• YOUR OBJECTIVE:
All of the material below is to be retyped exactly.

• Extracts from a graphics dataset:
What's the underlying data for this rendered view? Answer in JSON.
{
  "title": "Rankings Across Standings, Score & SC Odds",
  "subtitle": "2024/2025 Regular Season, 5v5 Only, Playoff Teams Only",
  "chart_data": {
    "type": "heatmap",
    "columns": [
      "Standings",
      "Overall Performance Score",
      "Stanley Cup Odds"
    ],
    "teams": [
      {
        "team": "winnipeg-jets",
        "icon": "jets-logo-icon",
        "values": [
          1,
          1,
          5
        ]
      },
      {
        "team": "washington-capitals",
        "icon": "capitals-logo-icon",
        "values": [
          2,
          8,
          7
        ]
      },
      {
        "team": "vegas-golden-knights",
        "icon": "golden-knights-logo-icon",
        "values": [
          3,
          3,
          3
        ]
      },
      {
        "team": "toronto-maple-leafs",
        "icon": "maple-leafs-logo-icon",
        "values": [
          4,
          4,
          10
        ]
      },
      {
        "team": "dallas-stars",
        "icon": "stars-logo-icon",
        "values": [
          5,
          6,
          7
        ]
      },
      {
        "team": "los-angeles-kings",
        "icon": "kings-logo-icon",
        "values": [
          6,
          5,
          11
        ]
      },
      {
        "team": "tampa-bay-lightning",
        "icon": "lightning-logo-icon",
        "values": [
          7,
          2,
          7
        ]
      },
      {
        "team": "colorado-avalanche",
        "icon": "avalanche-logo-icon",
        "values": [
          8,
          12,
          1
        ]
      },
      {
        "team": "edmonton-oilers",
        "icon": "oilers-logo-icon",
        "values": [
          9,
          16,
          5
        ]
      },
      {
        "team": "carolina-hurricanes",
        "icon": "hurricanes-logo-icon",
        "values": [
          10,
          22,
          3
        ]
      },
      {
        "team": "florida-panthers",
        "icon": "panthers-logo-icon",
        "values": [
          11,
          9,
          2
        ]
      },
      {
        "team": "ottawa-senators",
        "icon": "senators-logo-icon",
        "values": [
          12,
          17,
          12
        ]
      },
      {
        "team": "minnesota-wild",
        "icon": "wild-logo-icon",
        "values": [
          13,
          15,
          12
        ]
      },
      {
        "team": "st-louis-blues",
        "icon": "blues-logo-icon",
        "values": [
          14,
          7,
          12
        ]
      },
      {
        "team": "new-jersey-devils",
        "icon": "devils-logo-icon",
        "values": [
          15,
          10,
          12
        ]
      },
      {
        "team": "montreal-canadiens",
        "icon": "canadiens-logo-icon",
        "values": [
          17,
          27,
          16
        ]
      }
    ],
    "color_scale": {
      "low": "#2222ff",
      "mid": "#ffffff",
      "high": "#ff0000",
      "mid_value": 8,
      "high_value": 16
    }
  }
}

• SOLUTION FOR THIS TASK:
What's the underlying data for this rendered view? Answer in JSON.
{
  "title": "Rankings Across Standings, Score & SC Odds",
  "subtitle": "2024/2025 Regular Season, 5v5 Only, Playoff Teams Only",
  "chart_data": {
    "type": "heatmap",
    "columns": [
      "Standings",
      "Overall Performance Score",
      "Stanley Cup Odds"
    ],
    "teams": [
      {
        "team": "winnipeg-jets",
        "icon": "jets-logo-icon",
        "values": [
          1,
          1,
          5
        ]
      },
      {
        "team": "washington-capitals",
        "icon": "capitals-logo-icon",
        "values": [
          2,
          8,
          7
        ]
      },
      {
        "team": "vegas-golden-knights",
        "icon": "golden-knights-logo-icon",
        "values": [
          3,
          3,
          3
        ]
      },
      {
        "team": "toronto-maple-leafs",
        "icon": "maple-leafs-logo-icon",
        "values": [
          4,
          4,
          10
        ]
      },
      {
        "team": "dallas-stars",
        "icon": "stars-logo-icon",
        "values": [
          5,
          6,
          7
        ]
      },
      {
        "team": "los-angeles-kings",
        "icon": "kings-logo-icon",
        "values": [
          6,
          5,
          11
        ]
      },
      {
        "team": "tampa-bay-lightning",
        "icon": "lightning-logo-icon",
        "values": [
          7,
          2,
          7
        ]
      },
      {
        "team": "colorado-avalanche",
        "icon": "avalanche-logo-icon",
        "values": [
          8,
          12,
          1
        ]
      },
      {
        "team": "edmonton-oilers",
        "icon": "oilers-logo-icon",
        "values": [
          9,
          16,
          5
        ]
      },
      {
        "team": "carolina-hurricanes",
        "icon": "hurricanes-logo-icon",
        "values": [
          10,
          22,
          3
        ]
      },
      {
        "team": "florida-panthers",
        "icon": "panthers-logo-icon",
        "values": [
          11,
          9,
          2
        ]
      },
      {
        "team": "ottawa-senators",
        "icon": "senators-logo-icon",
        "values": [
          12,
          17,
          12
        ]
      },
      {
        "team": "minnesota-wild",
        "icon": "wild-logo-icon",
        "values": [
          13,
          15,
          12
        ]
      },
      {
        "team": "st-louis-blues",
        "icon": "blues-logo-icon",
        "values": [
          14,
          7,
          12
        ]
      },
      {
        "team": "new-jersey-devils",
        "icon": "devils-logo-icon",
        "values": [
          15,
          10,
          12
        ]
      },
      {
        "team": "montreal-canadiens",
        "icon": "canadiens-logo-icon",
        "values": [
          17,
          27,
          16
        ]
      }
    ],
    "color_scale": {
      "low": "#2222ff",
      "mid": "#ffffff",
      "high": "#ff0000",
      "mid_value": 8,
      "high_value": 16
    }
  }
}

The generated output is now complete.